**Exercise requirements:** In this exercise, every entry below is to be reproduced word for word.

**Information shown:**
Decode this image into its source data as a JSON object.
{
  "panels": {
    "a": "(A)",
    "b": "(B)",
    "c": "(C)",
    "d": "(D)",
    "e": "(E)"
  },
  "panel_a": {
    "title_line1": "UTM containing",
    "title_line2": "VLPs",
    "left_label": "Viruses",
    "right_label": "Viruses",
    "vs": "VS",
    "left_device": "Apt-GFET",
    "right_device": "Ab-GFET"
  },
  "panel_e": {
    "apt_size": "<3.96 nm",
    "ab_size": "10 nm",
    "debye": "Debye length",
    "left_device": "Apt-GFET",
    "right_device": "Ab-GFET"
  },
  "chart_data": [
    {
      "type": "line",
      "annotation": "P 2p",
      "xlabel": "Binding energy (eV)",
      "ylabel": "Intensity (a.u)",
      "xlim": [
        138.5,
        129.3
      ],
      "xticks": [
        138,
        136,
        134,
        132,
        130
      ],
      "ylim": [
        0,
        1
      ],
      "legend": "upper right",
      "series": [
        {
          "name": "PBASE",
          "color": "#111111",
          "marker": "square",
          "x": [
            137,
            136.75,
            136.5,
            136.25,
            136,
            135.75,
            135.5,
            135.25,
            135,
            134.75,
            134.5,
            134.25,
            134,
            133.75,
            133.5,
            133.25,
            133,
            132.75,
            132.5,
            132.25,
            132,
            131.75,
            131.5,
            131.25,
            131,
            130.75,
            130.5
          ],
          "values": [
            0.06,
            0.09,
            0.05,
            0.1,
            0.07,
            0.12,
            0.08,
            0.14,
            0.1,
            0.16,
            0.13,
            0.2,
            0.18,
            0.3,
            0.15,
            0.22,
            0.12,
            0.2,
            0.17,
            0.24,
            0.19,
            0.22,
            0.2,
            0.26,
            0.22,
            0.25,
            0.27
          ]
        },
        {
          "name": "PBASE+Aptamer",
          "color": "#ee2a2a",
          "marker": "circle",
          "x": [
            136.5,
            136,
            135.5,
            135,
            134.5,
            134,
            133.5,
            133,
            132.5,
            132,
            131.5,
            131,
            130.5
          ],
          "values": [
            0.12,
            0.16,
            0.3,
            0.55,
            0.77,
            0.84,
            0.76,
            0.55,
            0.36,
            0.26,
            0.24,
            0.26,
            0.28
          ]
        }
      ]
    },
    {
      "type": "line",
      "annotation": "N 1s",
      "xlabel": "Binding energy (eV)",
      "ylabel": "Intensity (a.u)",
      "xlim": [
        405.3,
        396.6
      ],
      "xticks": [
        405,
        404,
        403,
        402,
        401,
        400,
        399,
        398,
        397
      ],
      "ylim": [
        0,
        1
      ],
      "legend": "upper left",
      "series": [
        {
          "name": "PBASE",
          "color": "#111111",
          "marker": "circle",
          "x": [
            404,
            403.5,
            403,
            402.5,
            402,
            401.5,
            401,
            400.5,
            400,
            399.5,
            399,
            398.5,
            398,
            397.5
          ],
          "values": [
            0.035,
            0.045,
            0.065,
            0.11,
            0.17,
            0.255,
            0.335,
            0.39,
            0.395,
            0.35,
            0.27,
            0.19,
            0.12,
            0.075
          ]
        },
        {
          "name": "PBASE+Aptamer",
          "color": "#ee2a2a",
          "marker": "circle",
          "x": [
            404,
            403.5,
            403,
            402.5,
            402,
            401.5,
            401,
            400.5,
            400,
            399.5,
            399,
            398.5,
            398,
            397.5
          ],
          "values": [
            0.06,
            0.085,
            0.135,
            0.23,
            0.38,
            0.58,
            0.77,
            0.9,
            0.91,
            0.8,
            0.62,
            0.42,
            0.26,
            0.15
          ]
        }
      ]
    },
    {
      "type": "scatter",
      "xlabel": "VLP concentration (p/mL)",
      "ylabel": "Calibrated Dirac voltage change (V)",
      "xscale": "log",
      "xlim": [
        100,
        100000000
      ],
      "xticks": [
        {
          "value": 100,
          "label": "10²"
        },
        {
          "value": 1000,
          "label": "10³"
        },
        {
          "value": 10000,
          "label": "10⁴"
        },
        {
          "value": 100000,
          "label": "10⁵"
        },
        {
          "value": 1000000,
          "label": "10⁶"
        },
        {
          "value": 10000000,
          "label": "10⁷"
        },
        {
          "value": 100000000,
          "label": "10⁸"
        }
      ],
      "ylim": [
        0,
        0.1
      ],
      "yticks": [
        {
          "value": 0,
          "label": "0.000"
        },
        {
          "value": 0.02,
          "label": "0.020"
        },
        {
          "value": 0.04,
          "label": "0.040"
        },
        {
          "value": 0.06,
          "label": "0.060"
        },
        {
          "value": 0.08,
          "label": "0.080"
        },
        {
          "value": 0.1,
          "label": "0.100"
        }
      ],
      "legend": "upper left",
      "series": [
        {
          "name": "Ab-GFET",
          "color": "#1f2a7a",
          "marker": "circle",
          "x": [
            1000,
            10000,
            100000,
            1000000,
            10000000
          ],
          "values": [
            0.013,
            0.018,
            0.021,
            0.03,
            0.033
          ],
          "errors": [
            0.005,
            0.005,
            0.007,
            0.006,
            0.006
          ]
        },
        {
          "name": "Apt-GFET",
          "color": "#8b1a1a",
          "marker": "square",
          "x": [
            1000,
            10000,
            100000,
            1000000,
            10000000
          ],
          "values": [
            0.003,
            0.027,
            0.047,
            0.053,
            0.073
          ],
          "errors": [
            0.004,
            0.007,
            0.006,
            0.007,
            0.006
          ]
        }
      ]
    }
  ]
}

**Answer to the problem:**
Decode this image into its source data as a JSON object.
{
  "panels": {
    "a": "(A)",
    "b": "(B)",
    "c": "(C)",
    "d": "(D)",
    "e": "(E)"
  },
  "panel_a": {
    "title_line1": "UTM containing",
    "title_line2": "VLPs",
    "left_label": "Viruses",
    "right_label": "Viruses",
    "vs": "VS",
    "left_device": "Apt-GFET",
    "right_device": "Ab-GFET"
  },
  "panel_e": {
    "apt_size": "<3.96 nm",
    "ab_size": "10 nm",
    "debye": "Debye length",
    "left_device": "Apt-GFET",
    "right_device": "Ab-GFET"
  },
  "chart_data": [
    {
      "type": "line",
      "annotation": "P 2p",
      "xlabel": "Binding energy (eV)",
      "ylabel": "Intensity (a.u)",
      "xlim": [
        138.5,
        129.3
      ],
      "xticks": [
        138,
        136,
        134,
        132,
        130
      ],
      "ylim": [
        0,
        1
      ],
      "legend": "upper right",
      "series": [
        {
          "name": "PBASE",
          "color": "#111111",
          "marker": "square",
          "x": [
            137,
            136.75,
            136.5,
            136.25,
            136,
            135.75,
            135.5,
            135.25,
            135,
            134.75,
            134.5,
            134.25,
            134,
            133.75,
            133.5,
            133.25,
            133,
            132.75,
            132.5,
            132.25,
            132,
            131.75,
            131.5,
            131.25,
            131,
            130.75,
            130.5
          ],
          "values": [
            0.06,
            0.09,
            0.05,
            0.1,
            0.07,
            0.12,
            0.08,
            0.14,
            0.1,
            0.16,
            0.13,
            0.2,
            0.18,
            0.3,
            0.15,
            0.22,
            0.12,
            0.2,
            0.17,
            0.24,
            0.19,
            0.22,
            0.2,
            0.26,
            0.22,
            0.25,
            0.27
          ]
        },
        {
          "name": "PBASE+Aptamer",
          "color": "#ee2a2a",
          "marker": "circle",
          "x": [
            136.5,
            136,
            135.5,
            135,
            134.5,
            134,
            133.5,
            133,
            132.5,
            132,
            131.5,
            131,
            130.5
          ],
          "values": [
            0.12,
            0.16,
            0.3,
            0.55,
            0.77,
            0.84,
            0.76,
            0.55,
            0.36,
            0.26,
            0.24,
            0.26,
            0.28
          ]
        }
      ]
    },
    {
      "type": "line",
      "annotation": "N 1s",
      "xlabel": "Binding energy (eV)",
      "ylabel": "Intensity (a.u)",
      "xlim": [
        405.3,
        396.6
      ],
      "xticks": [
        405,
        404,
        403,
        402,
        401,
        400,
        399,
        398,
        397
      ],
      "ylim": [
        0,
        1
      ],
      "legend": "upper left",
      "series": [
        {
          "name": "PBASE",
          "color": "#111111",
          "marker": "circle",
          "x": [
            404,
            403.5,
            403,
            402.5,
            402,
            401.5,
            401,
            400.5,
            400,
            399.5,
            399,
            398.5,
            398,
            397.5
          ],
          "values": [
            0.035,
            0.045,
            0.065,
            0.11,
            0.17,
            0.255,
            0.335,
            0.39,
            0.395,
            0.35,
            0.27,
            0.19,
            0.12,
            0.075
          ]
        },
        {
          "name": "PBASE+Aptamer",
          "color": "#ee2a2a",
          "marker": "circle",
          "x": [
            404,
            403.5,
            403,
            402.5,
            402,
            401.5,
            401,
            400.5,
            400,
            399.5,
            399,
            398.5,
            398,
            397.5
          ],
          "values": [
            0.06,
            0.085,
            0.135,
            0.23,
            0.38,
            0.58,
            0.77,
            0.9,
            0.91,
            0.8,
            0.62,
            0.42,
            0.26,
            0.15
          ]
        }
      ]
    },
    {
      "type": "scatter",
      "xlabel": "VLP concentration (p/mL)",
      "ylabel": "Calibrated Dirac voltage change (V)",
      "xscale": "log",
      "xlim": [
        100,
        100000000
      ],
      "xticks": [
        {
          "value": 100,
          "label": "10²"
        },
        {
          "value": 1000,
          "label": "10³"
        },
        {
          "value": 10000,
          "label": "10⁴"
        },
        {
          "value": 100000,
          "label": "10⁵"
        },
        {
          "value": 1000000,
          "label": "10⁶"
        },
        {
          "value": 10000000,
          "label": "10⁷"
        },
        {
          "value": 100000000,
          "label": "10⁸"
        }
      ],
      "ylim": [
        0,
        0.1
      ],
      "yticks": [
        {
          "value": 0,
          "label": "0.000"
        },
        {
          "value": 0.02,
          "label": "0.020"
        },
        {
          "value": 0.04,
          "label": "0.040"
        },
        {
          "value": 0.06,
          "label": "0.060"
        },
        {
          "value": 0.08,
          "label": "0.080"
        },
        {
          "value": 0.1,
          "label": "0.100"
        }
      ],
      "legend": "upper left",
      "series": [
        {
          "name": "Ab-GFET",
          "color": "#1f2a7a",
          "marker": "circle",
          "x": [
            1000,
            10000,
            100000,
            1000000,
            10000000
          ],
          "values": [
            0.013,
            0.018,
            0.021,
            0.03,
            0.033
          ],
          "errors": [
            0.005,
            0.005,
            0.007,
            0.006,
            0.006
          ]
        },
        {
          "name": "Apt-GFET",
          "color": "#8b1a1a",
          "marker": "square",
          "x": [
            1000,
            10000,
            100000,
            1000000,
            10000000
          ],
          "values": [
            0.003,
            0.027,
            0.047,
            0.053,
            0.073
          ],
          "errors": [
            0.004,
            0.007,
            0.006,
            0.007,
            0.006
          ]
        }
      ]
    }
  ]
}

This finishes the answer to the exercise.